■ **Directive**:
Every entry must be given again exactly.

■ **Stored rows**:
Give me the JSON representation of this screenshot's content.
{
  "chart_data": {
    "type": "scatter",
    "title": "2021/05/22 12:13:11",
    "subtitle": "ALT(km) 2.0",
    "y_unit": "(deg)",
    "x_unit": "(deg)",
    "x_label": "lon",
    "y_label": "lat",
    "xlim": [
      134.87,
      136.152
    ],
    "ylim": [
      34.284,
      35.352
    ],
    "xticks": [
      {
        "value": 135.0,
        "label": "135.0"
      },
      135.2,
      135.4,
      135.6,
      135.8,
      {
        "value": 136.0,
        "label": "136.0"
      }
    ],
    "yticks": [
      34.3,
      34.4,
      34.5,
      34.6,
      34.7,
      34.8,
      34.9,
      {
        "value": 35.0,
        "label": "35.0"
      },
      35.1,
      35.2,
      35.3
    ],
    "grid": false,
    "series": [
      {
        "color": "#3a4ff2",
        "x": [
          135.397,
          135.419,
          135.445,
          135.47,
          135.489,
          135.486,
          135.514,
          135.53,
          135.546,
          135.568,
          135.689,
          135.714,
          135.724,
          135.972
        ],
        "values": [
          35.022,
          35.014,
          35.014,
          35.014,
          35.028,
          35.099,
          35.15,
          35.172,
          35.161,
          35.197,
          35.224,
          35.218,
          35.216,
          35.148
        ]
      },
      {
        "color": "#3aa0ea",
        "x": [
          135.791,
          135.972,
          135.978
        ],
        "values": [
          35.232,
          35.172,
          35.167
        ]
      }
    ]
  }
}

■ **Solution**:
Give me the JSON representation of this screenshot's content.
{
  "chart_data": {
    "type": "scatter",
    "title": "2021/05/22 12:13:11",
    "subtitle": "ALT(km) 2.0",
    "y_unit": "(deg)",
    "x_unit": "(deg)",
    "x_label": "lon",
    "y_label": "lat",
    "xlim": [
      134.87,
      136.152
    ],
    "ylim": [
      34.284,
      35.352
    ],
    "xticks": [
      {
        "value": 135.0,
        "label": "135.0"
      },
      135.2,
      135.4,
      135.6,
      135.8,
      {
        "value": 136.0,
        "label": "136.0"
      }
    ],
    "yticks": [
      34.3,
      34.4,
      34.5,
      34.6,
      34.7,
      34.8,
      34.9,
      {
        "value": 35.0,
        "label": "35.0"
      },
      35.1,
      35.2,
      35.3
    ],
    "grid": false,
    "series": [
      {
        "color": "#3a4ff2",
        "x": [
          135.397,
          135.419,
          135.445,
          135.47,
          135.489,
          135.486,
          135.514,
          135.53,
          135.546,
          135.568,
          135.689,
          135.714,
          135.724,
          135.972
        ],
        "values": [
          35.022,
          35.014,
          35.014,
          35.014,
          35.028,
          35.099,
          35.15,
          35.172,
          35.161,
          35.197,
          35.224,
          35.218,
          35.216,
          35.148
        ]
      },
      {
        "color": "#3aa0ea",
        "x": [
          135.791,
          135.972,
          135.978
        ],
        "values": [
          35.232,
          35.172,
          35.167
        ]
      }
    ]
  }
}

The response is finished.